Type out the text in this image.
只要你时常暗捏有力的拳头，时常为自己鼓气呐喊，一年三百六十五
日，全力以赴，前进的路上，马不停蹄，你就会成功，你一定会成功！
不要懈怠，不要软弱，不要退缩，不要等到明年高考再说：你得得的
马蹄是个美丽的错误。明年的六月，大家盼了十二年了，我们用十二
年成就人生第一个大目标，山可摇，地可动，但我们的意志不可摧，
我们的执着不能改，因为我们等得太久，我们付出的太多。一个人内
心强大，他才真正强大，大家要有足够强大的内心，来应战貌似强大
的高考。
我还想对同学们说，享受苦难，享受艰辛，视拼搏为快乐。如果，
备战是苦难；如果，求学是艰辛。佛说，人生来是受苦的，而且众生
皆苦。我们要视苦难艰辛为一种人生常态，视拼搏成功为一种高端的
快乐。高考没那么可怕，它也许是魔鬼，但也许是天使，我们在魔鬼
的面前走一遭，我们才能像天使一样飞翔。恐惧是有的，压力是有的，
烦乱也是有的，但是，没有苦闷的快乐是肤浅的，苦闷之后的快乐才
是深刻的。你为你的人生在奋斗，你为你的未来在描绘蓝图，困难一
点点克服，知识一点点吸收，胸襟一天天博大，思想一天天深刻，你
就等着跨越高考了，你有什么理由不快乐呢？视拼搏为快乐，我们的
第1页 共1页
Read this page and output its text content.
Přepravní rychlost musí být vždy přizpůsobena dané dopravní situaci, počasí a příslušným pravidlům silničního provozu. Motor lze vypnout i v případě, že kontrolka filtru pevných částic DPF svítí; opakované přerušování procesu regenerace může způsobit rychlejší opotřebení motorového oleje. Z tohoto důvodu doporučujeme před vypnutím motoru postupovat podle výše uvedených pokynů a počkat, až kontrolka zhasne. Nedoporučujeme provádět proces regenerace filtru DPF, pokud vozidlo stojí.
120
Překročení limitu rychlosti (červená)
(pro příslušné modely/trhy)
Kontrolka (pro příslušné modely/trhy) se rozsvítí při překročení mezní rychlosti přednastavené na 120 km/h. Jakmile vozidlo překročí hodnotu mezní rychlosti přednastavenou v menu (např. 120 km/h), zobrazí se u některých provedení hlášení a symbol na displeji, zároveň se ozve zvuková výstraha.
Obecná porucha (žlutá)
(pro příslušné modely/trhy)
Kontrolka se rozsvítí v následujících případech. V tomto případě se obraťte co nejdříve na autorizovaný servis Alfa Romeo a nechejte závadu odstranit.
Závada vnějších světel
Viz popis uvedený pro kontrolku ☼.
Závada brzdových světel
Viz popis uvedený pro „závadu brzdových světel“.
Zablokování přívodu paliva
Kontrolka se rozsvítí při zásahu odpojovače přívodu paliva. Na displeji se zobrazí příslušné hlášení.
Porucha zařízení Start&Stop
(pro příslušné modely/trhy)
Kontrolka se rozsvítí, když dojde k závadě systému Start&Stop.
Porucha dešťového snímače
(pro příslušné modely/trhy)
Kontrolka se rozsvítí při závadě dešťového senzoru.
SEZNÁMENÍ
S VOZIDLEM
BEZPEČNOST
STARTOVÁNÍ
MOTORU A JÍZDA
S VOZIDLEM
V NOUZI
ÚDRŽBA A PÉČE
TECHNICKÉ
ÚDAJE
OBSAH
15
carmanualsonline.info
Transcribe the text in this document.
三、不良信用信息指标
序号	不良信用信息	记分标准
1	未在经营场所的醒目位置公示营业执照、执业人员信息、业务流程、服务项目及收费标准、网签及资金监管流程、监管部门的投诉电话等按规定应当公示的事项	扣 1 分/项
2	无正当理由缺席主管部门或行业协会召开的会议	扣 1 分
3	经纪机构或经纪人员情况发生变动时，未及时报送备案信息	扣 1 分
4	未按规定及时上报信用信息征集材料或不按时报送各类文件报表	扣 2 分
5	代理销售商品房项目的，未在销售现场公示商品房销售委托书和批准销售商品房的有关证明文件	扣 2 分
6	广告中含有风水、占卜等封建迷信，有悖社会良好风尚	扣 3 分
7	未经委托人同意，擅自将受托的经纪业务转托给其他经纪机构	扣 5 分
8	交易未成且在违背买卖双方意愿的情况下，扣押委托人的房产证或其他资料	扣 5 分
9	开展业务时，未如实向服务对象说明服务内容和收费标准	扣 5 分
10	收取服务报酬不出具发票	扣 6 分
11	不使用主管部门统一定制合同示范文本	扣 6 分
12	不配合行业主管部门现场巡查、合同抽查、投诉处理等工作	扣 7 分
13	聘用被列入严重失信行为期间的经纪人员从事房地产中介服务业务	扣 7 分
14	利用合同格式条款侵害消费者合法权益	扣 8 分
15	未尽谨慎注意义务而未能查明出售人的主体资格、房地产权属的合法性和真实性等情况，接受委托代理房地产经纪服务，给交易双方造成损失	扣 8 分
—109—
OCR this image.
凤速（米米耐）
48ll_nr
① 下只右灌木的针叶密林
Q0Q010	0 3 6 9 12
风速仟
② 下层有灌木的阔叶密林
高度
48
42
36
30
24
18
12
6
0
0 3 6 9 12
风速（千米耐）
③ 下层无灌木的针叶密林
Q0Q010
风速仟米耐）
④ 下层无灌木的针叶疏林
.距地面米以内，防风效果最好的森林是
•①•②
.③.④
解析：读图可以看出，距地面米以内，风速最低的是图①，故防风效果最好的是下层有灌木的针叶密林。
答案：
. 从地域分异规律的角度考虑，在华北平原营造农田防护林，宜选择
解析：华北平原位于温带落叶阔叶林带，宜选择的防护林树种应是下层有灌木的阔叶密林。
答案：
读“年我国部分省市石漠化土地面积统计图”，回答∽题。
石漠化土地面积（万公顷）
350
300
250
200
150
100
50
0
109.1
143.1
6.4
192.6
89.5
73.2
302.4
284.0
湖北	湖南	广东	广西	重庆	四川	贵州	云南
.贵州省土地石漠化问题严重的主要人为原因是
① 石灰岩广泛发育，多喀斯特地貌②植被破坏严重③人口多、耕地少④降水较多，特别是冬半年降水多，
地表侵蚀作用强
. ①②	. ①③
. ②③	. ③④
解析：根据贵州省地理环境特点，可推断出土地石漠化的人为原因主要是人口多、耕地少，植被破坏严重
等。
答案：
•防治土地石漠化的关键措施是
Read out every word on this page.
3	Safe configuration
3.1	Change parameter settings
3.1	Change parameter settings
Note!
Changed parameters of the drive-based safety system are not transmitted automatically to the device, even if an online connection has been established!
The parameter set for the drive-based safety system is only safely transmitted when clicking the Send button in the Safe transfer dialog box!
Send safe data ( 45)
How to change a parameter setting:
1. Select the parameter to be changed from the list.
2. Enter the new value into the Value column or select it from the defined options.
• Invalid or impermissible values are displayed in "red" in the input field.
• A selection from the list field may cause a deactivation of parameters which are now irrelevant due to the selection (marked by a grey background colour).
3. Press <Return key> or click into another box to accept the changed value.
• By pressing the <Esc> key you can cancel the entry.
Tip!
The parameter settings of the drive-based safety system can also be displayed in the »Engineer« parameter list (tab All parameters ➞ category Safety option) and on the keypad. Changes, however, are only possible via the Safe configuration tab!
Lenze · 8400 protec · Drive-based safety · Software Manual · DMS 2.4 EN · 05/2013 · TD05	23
● ● ●
REQUIREMENT -
Which lines contain the word "parameters"? Copy each of them.

CORRECT ANSWER -
Changed parameters of the drive-based safety system are not transmitted automatically to the device, even if an online connection has been established!
• A selection from the list field may cause a deactivation of parameters which are now irrelevant due to the selection (marked by a grey background colour).
The parameter settings of the drive-based safety system can also be displayed in the »Engineer« parameter list (tab All parameters ➞ category Safety option) and on the keypad. Changes, however, are only possible via the Safe configuration tab!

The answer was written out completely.